··· GIVEN DATA

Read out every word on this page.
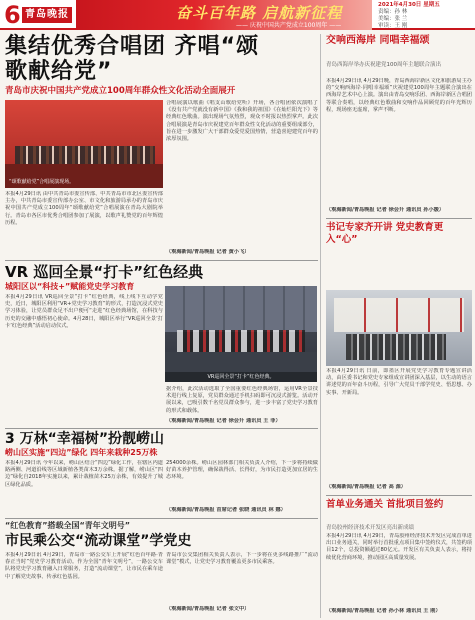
6 青岛晚报	奋斗百年路 启航新征程
—— 庆祝中国共产党成立100周年 ——
2021年4月30日 星期五
责编：孙 林
美编：张 兰
审读：王 刚
集结优秀合唱团 齐唱“颂歌献给党”
青岛市庆祝中国共产党成立100周年群众性文化活动全面展开
“颂歌献给党”合唱展演现场。
本报4月29日讯 由中共青岛市委宣传部、中共青岛市市北区委宣传部主办，中共青岛市委宣传部办公室、市文化和旅游局承办的青岛市庆祝中国共产党成立100周年“颂歌献给党”合唱展演在青岛大剧院举行。青岛市各区市优秀合唱团参加了展演，以歌声礼赞党的百年辉煌历程。
合唱展演以歌曲《唱支山歌给党听》开场，各合唱团依次演唱了《没有共产党就没有新中国》《我和我的祖国》《在灿烂阳光下》等经典红色歌曲。演出现场气氛热烈，观众不时报以热烈掌声。此次合唱展演是青岛市庆祝建党百年群众性文化活动的重要组成部分，旨在进一步激发广大干部群众爱党爱国热情，营造喜迎建党百年的浓厚氛围。
（观海新闻/青岛晚报 记者 黄小飞）
VR 巡回全景“打卡”红色经典
城阳区以“科技+”赋能党史学习教育
本报4月29日讯 VR巡回全景“打卡”红色经典，线上线下互动学党史，近日，城阳区利用“VR+党史学习教育”的形式，打造沉浸式党史学习体验，让党员群众足不出户便可“走进”红色经典场馆，在科技与历史的交融中感悟初心使命。4月28日，城阳区举行“VR巡回全景‘打卡’红色经典”活动启动仪式。
VR巡回全景“打卡”红色经典。
据介绍，此次活动选取了全国重要红色经典场馆，运用VR全景技术进行线上复原，党员群众通过手机扫码即可沉浸式游览。活动开展以来，已吸引数千名党员群众参与，进一步丰富了党史学习教育的形式和载体。
（观海新闻/青岛晚报 记者 徐会升 通讯员 王 菲）
3 万林“幸福树”扮靓崂山
崂山区实施“四边”绿化 四年来栽种25万株
本报4月29日讯 今年以来，崂山区结合“四边”绿化工作，在辖区内道路两侧、河道沿线等区域新植各类苗木3万余株。据了解，崂山区“四边”绿化自2018年实施以来，累计栽植苗木25万余株，有效提升了城区绿化品质。
254000余株。崂山区园林部门相关负责人介绍，下一步将持续做好苗木养护管理，确保栽得活、长得好，为市民打造更加宜居的生态环境。
（观海新闻/青岛晚报 首席记者 张晓 通讯员 林 娜）
“红色教育”搭载全国“青年文明号”
市民乘公交“流动课堂”学党史
本报4月29日讯 4月29日，青岛市一路公交车上开展“红色百年路·青春正当时”党史学习教育活动。作为全国“青年文明号”，一路公交车队将党史学习教育融入日常服务，打造“流动课堂”，让市民在乘车途中了解党史故事、传承红色基因。
青岛市公交集团相关负责人表示，下一步将在更多线路推广“流动课堂”模式，让党史学习教育覆盖更多市民乘客。
（观海新闻/青岛晚报 记者 张文中）
交响西海岸 同唱幸福颂
青岛西海岸举办庆祝建党100周年主题联合演出
本报4月29日讯 4月29日晚，青岛西海岸新区文化和旅游局主办的“交响西海岸·同唱幸福颂”庆祝建党100周年主题联合演出在西海岸艺术中心上演。演出由青岛交响乐团、西海岸新区合唱团等联合奏唱，以经典红色歌曲和交响作品回顾党的百年光辉历程，现场座无虚席，掌声不断。
（观海新闻/青岛晚报 记者 徐会升 通讯员 孙小媛）
书记专家齐开讲 党史教育更入“心”
本报4月29日讯 日前，即墨区开展党史学习教育专题宣讲活动，由区委书记和党史专家组成宣讲团深入基层，以生动的语言讲述党的百年奋斗历程，引导广大党员干部学党史、悟思想、办实事、开新局。
（观海新闻/青岛晚报 记者 高 源）
首单业务通关 首批项目签约
青岛胶州经济技术开发区亮出新成绩
本报4月29日讯 4月29日，青岛胶州经济技术开发区完成首单进出口业务通关，同时举行首批重点项目集中签约仪式，共签约项目12个，总投资额超过80亿元。开发区有关负责人表示，将持续优化营商环境，推动园区高质量发展。
（观海新闻/青岛晚报 记者 孙小林 通讯员 王 刚）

······

■ **PROBLEM**
Print each entry shown above with exact wording and no pictures.

■ **CORRECT RESPONSE**
Read out every word on this page.
6 青岛晚报	奋斗百年路 启航新征程
—— 庆祝中国共产党成立100周年 ——
2021年4月30日 星期五
责编：孙 林
美编：张 兰
审读：王 刚
集结优秀合唱团 齐唱“颂歌献给党”
青岛市庆祝中国共产党成立100周年群众性文化活动全面展开
“颂歌献给党”合唱展演现场。
本报4月29日讯 由中共青岛市委宣传部、中共青岛市市北区委宣传部主办，中共青岛市委宣传部办公室、市文化和旅游局承办的青岛市庆祝中国共产党成立100周年“颂歌献给党”合唱展演在青岛大剧院举行。青岛市各区市优秀合唱团参加了展演，以歌声礼赞党的百年辉煌历程。
合唱展演以歌曲《唱支山歌给党听》开场，各合唱团依次演唱了《没有共产党就没有新中国》《我和我的祖国》《在灿烂阳光下》等经典红色歌曲。演出现场气氛热烈，观众不时报以热烈掌声。此次合唱展演是青岛市庆祝建党百年群众性文化活动的重要组成部分，旨在进一步激发广大干部群众爱党爱国热情，营造喜迎建党百年的浓厚氛围。
（观海新闻/青岛晚报 记者 黄小飞）
VR 巡回全景“打卡”红色经典
城阳区以“科技+”赋能党史学习教育
本报4月29日讯 VR巡回全景“打卡”红色经典，线上线下互动学党史，近日，城阳区利用“VR+党史学习教育”的形式，打造沉浸式党史学习体验，让党员群众足不出户便可“走进”红色经典场馆，在科技与历史的交融中感悟初心使命。4月28日，城阳区举行“VR巡回全景‘打卡’红色经典”活动启动仪式。
VR巡回全景“打卡”红色经典。
据介绍，此次活动选取了全国重要红色经典场馆，运用VR全景技术进行线上复原，党员群众通过手机扫码即可沉浸式游览。活动开展以来，已吸引数千名党员群众参与，进一步丰富了党史学习教育的形式和载体。
（观海新闻/青岛晚报 记者 徐会升 通讯员 王 菲）
3 万林“幸福树”扮靓崂山
崂山区实施“四边”绿化 四年来栽种25万株
本报4月29日讯 今年以来，崂山区结合“四边”绿化工作，在辖区内道路两侧、河道沿线等区域新植各类苗木3万余株。据了解，崂山区“四边”绿化自2018年实施以来，累计栽植苗木25万余株，有效提升了城区绿化品质。
254000余株。崂山区园林部门相关负责人介绍，下一步将持续做好苗木养护管理，确保栽得活、长得好，为市民打造更加宜居的生态环境。
（观海新闻/青岛晚报 首席记者 张晓 通讯员 林 娜）
“红色教育”搭载全国“青年文明号”
市民乘公交“流动课堂”学党史
本报4月29日讯 4月29日，青岛市一路公交车上开展“红色百年路·青春正当时”党史学习教育活动。作为全国“青年文明号”，一路公交车队将党史学习教育融入日常服务，打造“流动课堂”，让市民在乘车途中了解党史故事、传承红色基因。
青岛市公交集团相关负责人表示，下一步将在更多线路推广“流动课堂”模式，让党史学习教育覆盖更多市民乘客。
（观海新闻/青岛晚报 记者 张文中）
交响西海岸 同唱幸福颂
青岛西海岸举办庆祝建党100周年主题联合演出
本报4月29日讯 4月29日晚，青岛西海岸新区文化和旅游局主办的“交响西海岸·同唱幸福颂”庆祝建党100周年主题联合演出在西海岸艺术中心上演。演出由青岛交响乐团、西海岸新区合唱团等联合奏唱，以经典红色歌曲和交响作品回顾党的百年光辉历程，现场座无虚席，掌声不断。
（观海新闻/青岛晚报 记者 徐会升 通讯员 孙小媛）
书记专家齐开讲 党史教育更入“心”
本报4月29日讯 日前，即墨区开展党史学习教育专题宣讲活动，由区委书记和党史专家组成宣讲团深入基层，以生动的语言讲述党的百年奋斗历程，引导广大党员干部学党史、悟思想、办实事、开新局。
（观海新闻/青岛晚报 记者 高 源）
首单业务通关 首批项目签约
青岛胶州经济技术开发区亮出新成绩
本报4月29日讯 4月29日，青岛胶州经济技术开发区完成首单进出口业务通关，同时举行首批重点项目集中签约仪式，共签约项目12个，总投资额超过80亿元。开发区有关负责人表示，将持续优化营商环境，推动园区高质量发展。
（观海新闻/青岛晚报 记者 孙小林 通讯员 王 刚）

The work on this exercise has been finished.